Excerpt to read.
The opinion of the court was delivered by: SPATT
This lawsuit arises from the claims of the plaintiffs, Tracey Losquadro, Joseph Cavalieri, Anthony Senia, Andrew Jeacoma, Michael DeSena and Joseph Riccardo (the "plaintiffs"), as members of the General Building Laborers' Local Union No. 66 (the "Union") and participants and beneficiaries of the General Building Laborers' Local Union No. 66 Training Fund (the "Training Fund" or "Fund,"), against the defendants FGH Realty Credit Corporation ("FGH"), the Union, Paul O'Brien, Eugene Messina, Gerald Losquadro and David Elabor as Trustees of the Training Fund, the General Building Laborers' Local Union No. 66 Building Corporation (the "Building Corporation"), and Michael LaBarbara, Jr., James Abbatiello, Sr. and Peter Vario, (the "Former Trustees") individually and as the former trustees of the Training Fund and former Officers and members of the Executive Board of the Union and of the Building Corporation's Board of Directors, pursuant to the Employee Retirement Income Security Act ("ERISA"), 29 U.S.C. §§ 1001 et seq., and related state law.
Presently before the Court is the motion of the defendant FGH to dismiss the plaintiffs' ERISA claims pursuant to Fed. R. Civ. P., 12(b)(6) for failure to state a claim based on the statute of limitations and Fed. R. Civ. P. 12(b)(1) based on lack of subject matter jurisdiction over the pendent state law claims.

Prompt 1. In the court opinion excerpt, under which federal statute do the plaintiffs bring their claims?
Prompt 2. Rewrite the court opinion excerpt starting with "Presently before the" and going on through "state law claims.", putting "application" in place of "motion".
Prompt 3. Carry on the court opinion on the ERISA lawsuit from the point at which it stops.
These rows come from a separate source, unrelated to the court opinion.

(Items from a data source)
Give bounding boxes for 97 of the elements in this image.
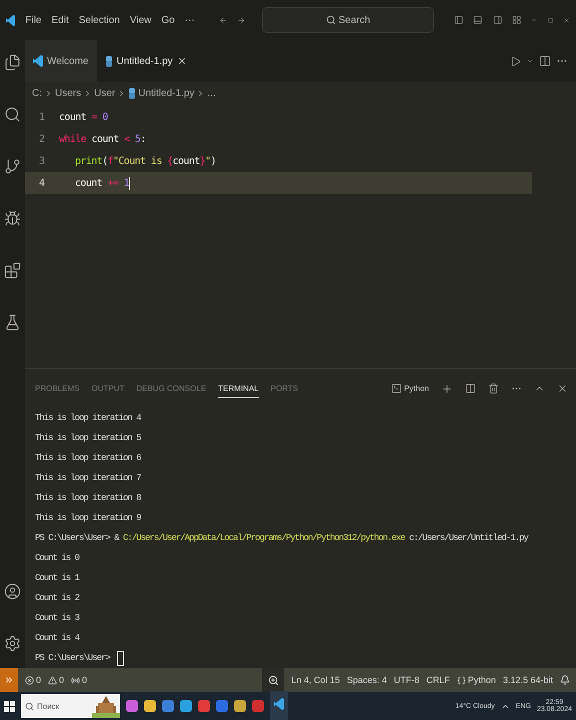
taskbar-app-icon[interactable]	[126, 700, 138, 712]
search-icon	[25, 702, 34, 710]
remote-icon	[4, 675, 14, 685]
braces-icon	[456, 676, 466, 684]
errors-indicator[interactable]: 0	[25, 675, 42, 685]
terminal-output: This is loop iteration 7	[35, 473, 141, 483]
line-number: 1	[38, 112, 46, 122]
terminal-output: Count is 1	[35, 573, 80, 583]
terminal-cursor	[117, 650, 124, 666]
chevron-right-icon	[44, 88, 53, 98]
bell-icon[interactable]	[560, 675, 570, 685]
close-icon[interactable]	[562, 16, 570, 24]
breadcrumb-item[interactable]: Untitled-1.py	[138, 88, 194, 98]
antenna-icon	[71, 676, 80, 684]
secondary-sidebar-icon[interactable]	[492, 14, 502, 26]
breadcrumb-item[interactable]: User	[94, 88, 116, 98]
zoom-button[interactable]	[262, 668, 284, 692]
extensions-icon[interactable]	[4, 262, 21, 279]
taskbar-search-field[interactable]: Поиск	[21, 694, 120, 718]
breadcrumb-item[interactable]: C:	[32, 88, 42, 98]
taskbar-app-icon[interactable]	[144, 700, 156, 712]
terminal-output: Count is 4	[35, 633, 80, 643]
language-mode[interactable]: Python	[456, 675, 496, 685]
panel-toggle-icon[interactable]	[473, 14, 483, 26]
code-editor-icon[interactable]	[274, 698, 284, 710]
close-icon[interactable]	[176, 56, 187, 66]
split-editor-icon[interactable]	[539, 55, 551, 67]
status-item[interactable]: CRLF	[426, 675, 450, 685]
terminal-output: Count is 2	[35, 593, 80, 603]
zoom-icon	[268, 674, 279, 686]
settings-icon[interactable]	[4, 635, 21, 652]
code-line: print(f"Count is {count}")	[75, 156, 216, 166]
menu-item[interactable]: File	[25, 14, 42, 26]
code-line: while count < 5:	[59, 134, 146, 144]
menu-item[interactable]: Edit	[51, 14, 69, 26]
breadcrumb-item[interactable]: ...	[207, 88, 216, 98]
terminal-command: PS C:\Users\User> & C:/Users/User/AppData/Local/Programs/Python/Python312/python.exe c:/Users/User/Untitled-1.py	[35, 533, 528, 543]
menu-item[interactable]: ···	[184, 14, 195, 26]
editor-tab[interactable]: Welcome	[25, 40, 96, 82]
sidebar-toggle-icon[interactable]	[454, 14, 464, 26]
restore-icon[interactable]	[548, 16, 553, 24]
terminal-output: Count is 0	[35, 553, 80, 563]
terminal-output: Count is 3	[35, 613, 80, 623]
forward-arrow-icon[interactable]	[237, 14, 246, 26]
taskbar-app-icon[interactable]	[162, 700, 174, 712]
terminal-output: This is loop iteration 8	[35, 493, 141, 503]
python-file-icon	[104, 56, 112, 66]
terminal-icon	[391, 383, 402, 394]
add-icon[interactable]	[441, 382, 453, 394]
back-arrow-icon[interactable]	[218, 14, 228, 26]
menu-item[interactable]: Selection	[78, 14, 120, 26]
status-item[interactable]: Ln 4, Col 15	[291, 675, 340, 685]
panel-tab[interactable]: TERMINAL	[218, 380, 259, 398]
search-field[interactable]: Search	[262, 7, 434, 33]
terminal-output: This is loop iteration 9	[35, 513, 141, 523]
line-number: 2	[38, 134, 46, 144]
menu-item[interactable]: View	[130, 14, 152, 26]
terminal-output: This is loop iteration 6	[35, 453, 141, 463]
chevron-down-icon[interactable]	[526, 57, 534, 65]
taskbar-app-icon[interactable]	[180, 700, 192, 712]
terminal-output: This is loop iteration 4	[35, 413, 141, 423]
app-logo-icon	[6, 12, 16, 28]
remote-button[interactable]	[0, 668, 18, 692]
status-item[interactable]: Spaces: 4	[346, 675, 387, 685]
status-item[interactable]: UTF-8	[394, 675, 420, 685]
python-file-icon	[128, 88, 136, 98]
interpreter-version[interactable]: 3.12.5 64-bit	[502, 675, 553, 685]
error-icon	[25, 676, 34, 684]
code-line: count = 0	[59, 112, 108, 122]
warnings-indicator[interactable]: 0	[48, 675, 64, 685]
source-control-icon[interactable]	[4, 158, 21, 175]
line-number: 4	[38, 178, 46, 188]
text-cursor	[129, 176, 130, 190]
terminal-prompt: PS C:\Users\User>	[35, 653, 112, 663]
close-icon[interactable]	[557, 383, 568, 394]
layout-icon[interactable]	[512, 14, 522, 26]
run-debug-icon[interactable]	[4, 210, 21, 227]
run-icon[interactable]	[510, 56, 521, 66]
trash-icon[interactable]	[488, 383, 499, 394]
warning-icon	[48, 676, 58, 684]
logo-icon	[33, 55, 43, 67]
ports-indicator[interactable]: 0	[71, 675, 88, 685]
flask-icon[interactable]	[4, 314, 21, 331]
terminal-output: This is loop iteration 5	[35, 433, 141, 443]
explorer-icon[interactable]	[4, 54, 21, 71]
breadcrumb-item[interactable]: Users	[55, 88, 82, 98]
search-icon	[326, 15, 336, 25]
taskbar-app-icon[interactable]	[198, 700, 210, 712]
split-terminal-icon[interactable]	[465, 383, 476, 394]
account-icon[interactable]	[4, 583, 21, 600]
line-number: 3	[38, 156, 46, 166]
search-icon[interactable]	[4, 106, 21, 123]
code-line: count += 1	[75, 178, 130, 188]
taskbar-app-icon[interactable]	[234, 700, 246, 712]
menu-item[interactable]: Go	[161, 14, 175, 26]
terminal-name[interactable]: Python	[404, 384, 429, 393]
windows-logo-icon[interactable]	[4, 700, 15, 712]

Task output 1. The Employee Retirement Income Security Act (ERISA), 29 U.S.C. §§ 1001 et seq.

Task output 2.
Presently before the Court is the application of the defendant FGH to dismiss the plaintiffs' ERISA claims pursuant to Fed. R. Civ. P., 12(b)(6) for failure to state a claim based on the statute of limitations and Fed. R. Civ. P. 12(b)(1) based on lack of subject matter jurisdiction over the pendent state law claims.

Task output 3.
Paul O'Brien, Eugene Messina, Gerald Losquadro and David Elabor are the current Trustees of the Training Fund (the "Current Trustees"), a jointly-trusted employee benefit fund within the meaning of ERISA. The Training Fund has an office at the same address as the Union in Melville.
The Building Corporation is a not-for-profit corporation organized under New York law. The Union is the owner of the stock of the Building Corporation which holds the corporate stock in trust for the Union membership. The sole asset of the Building Corporation is the Union headquarters located in Melville.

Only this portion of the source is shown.